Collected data
%%
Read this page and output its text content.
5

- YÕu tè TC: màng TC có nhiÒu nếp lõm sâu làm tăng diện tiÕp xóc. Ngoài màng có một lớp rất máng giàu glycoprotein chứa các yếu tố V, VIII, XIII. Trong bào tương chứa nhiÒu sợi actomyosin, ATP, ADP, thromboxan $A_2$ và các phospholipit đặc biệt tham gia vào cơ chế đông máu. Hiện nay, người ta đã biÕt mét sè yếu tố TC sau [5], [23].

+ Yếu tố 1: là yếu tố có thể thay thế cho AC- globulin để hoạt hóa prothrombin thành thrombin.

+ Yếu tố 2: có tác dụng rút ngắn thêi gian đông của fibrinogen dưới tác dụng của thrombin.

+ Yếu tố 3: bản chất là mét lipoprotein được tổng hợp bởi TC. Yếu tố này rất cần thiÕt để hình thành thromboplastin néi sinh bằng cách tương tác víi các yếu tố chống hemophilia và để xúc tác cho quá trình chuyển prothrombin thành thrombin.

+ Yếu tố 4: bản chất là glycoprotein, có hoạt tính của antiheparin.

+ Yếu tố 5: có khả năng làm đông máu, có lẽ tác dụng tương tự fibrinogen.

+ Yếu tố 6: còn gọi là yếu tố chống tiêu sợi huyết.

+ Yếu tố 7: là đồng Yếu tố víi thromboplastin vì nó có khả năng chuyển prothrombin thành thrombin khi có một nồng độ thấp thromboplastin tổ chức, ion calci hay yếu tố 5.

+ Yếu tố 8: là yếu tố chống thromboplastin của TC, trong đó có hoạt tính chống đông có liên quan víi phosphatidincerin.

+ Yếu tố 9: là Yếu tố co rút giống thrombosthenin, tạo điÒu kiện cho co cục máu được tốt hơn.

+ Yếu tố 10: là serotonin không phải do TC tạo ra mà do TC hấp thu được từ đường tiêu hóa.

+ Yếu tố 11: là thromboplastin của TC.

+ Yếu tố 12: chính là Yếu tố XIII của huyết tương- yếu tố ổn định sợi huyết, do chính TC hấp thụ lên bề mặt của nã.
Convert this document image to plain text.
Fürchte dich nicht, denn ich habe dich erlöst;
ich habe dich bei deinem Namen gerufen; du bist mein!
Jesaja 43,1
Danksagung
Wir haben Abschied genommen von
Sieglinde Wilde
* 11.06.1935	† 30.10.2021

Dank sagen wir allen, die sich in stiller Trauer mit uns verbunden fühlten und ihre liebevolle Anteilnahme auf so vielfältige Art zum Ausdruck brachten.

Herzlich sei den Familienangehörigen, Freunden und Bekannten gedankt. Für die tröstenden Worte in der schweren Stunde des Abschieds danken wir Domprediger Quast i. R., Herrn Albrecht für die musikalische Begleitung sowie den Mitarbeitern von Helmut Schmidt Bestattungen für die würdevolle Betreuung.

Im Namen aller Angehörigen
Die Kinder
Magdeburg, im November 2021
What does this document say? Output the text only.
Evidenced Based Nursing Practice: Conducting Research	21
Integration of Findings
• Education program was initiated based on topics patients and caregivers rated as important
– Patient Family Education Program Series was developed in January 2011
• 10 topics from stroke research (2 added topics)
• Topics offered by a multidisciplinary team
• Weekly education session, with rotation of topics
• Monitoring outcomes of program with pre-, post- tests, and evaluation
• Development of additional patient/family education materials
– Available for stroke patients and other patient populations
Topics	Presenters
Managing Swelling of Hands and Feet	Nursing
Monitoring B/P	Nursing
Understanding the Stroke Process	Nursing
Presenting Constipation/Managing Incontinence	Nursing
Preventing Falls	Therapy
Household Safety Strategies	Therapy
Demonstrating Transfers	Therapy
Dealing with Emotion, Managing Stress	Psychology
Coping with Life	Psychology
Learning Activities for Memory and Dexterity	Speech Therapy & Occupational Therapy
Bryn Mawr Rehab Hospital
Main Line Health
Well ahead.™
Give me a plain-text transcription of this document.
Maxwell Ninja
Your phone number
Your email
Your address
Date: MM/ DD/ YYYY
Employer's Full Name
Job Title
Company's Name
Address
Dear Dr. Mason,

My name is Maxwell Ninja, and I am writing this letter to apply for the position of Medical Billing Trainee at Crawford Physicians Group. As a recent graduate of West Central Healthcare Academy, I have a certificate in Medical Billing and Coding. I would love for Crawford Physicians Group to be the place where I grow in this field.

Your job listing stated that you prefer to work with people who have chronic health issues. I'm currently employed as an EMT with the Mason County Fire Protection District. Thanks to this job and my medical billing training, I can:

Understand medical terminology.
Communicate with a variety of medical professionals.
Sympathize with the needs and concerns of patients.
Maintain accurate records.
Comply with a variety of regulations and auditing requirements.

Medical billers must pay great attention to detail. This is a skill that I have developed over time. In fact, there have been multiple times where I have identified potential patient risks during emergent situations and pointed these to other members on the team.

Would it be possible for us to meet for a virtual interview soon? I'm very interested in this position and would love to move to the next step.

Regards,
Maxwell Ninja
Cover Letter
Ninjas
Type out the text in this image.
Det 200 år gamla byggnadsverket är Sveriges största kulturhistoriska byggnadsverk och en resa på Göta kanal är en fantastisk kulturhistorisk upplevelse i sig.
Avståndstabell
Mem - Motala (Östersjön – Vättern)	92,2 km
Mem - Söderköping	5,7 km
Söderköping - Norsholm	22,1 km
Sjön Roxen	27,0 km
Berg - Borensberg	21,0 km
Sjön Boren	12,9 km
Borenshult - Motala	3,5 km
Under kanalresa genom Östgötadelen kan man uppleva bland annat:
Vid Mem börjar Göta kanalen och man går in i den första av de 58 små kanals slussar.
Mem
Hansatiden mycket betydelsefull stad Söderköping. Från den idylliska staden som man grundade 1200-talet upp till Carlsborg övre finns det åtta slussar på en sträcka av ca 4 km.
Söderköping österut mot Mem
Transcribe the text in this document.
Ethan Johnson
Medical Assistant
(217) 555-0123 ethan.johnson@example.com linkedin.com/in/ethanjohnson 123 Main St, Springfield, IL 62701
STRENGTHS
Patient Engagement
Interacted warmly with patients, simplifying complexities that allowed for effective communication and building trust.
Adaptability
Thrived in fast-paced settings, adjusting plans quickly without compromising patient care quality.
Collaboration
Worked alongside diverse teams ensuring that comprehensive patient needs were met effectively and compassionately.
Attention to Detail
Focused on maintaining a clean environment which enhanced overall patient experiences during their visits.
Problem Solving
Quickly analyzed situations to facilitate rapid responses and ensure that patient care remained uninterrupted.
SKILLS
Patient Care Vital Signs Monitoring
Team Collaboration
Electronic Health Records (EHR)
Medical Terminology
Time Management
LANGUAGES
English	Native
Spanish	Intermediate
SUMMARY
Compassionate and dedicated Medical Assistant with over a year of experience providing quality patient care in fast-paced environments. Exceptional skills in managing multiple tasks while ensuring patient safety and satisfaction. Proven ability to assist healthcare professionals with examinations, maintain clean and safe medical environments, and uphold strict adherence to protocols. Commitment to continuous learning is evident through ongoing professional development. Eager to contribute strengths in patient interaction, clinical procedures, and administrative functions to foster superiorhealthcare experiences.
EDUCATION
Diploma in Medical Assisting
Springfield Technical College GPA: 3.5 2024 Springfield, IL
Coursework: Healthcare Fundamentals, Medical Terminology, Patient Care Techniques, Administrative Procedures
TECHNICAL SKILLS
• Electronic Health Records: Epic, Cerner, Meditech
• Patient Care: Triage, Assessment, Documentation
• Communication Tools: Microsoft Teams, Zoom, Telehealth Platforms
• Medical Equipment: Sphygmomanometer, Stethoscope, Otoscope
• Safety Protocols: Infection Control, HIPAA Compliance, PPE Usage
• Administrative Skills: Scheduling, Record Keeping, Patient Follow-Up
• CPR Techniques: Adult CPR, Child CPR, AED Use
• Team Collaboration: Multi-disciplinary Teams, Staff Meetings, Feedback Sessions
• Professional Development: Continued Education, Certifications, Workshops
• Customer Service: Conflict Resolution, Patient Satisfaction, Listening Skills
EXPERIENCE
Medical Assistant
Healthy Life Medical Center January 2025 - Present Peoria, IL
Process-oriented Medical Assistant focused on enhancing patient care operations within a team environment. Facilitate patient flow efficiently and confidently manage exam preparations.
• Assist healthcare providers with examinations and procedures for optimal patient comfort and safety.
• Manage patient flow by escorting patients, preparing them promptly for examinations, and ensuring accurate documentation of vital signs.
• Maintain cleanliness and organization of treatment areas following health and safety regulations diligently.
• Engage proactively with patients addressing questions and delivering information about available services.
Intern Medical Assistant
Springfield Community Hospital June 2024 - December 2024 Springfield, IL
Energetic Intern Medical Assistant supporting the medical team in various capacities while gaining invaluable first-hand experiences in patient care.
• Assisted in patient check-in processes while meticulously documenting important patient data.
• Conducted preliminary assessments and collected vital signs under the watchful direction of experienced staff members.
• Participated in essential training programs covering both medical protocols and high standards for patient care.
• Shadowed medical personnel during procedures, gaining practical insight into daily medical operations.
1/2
%%
_Work to complete:_ Note each line of the entries that has "would" in it, and copy those lines.

_Response to the exercise:_
My name is Maxwell Ninja, and I am writing this letter to apply for the position of Medical Billing Trainee at Crawford Physicians Group. As a recent graduate of West Central Healthcare Academy, I have a certificate in Medical Billing and Coding. I would love for Crawford Physicians Group to be the place where I grow in this field.
Would it be possible for us to meet for a virtual interview soon? I'm very interested in this position and would love to move to the next step.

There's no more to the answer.